[Begin]

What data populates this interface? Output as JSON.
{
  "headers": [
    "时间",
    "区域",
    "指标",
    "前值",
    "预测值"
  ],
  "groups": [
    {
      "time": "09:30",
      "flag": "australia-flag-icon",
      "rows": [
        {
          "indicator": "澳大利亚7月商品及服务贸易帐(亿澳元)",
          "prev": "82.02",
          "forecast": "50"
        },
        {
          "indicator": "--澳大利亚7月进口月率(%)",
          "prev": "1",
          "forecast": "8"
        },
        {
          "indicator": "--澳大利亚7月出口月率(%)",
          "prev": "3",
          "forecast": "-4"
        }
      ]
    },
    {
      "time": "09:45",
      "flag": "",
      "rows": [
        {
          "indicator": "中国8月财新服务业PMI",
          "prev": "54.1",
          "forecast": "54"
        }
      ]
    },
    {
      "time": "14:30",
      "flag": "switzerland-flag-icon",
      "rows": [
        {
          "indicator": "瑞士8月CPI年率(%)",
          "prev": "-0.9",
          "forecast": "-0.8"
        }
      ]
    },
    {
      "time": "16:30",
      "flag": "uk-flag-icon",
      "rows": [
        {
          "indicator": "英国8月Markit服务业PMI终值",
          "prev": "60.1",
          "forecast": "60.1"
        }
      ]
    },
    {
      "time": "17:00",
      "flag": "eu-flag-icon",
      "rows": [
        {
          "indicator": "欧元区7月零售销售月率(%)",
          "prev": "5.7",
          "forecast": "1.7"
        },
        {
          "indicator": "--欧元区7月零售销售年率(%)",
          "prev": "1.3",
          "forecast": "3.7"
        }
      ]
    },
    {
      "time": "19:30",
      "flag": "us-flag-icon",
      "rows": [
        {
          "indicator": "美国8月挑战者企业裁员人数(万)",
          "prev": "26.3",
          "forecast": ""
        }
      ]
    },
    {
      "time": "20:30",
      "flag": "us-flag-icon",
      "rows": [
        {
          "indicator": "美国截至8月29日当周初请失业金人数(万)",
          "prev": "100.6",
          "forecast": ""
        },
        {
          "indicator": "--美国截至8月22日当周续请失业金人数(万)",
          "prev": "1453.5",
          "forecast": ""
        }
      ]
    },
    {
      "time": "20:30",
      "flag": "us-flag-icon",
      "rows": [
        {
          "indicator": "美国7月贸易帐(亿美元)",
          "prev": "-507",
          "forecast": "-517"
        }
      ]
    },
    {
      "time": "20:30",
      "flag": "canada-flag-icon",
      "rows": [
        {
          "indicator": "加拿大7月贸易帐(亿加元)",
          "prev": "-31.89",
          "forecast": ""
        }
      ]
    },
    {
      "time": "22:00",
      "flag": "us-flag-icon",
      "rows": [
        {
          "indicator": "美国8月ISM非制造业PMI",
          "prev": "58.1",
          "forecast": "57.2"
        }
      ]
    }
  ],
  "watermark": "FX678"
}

[End]

WORK TO DO | Search the data for "time". Copy every matching line.

RESPONSE TO THE EXERCISE |
      "time": "09:30",
      "time": "09:45",
      "time": "14:30",
      "time": "16:30",
      "time": "17:00",
      "time": "19:30",
      "time": "20:30",
      "time": "20:30",
      "time": "20:30",
      "time": "22:00",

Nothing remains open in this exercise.